Records supplied =
## Begin

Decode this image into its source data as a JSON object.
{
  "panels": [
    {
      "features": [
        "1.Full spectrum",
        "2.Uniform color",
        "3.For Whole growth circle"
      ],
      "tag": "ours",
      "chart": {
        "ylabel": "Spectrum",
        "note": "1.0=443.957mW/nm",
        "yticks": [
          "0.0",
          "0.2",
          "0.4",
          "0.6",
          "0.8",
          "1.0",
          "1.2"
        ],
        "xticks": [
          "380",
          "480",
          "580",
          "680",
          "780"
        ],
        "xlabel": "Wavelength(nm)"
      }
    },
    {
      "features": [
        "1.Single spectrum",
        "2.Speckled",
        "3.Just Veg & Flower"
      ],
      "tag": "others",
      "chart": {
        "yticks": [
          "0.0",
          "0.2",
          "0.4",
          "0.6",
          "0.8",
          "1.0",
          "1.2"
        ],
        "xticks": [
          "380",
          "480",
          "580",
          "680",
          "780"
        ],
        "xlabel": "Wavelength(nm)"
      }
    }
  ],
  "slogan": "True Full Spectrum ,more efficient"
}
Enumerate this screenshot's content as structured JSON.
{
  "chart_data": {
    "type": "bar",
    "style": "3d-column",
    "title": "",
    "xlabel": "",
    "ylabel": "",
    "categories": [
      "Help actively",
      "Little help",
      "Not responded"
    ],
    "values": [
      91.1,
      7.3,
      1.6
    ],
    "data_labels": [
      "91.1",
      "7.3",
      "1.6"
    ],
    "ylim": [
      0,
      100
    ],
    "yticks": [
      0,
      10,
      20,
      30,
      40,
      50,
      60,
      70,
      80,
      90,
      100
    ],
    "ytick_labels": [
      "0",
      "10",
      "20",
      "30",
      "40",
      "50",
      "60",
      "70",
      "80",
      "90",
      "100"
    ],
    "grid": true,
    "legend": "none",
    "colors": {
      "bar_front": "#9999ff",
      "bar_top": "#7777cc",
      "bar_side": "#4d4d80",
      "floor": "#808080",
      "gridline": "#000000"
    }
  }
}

## End

What is needed = Tally the lines of the material above that contain the word "JSON" and report the total alone.

Worked answer = 2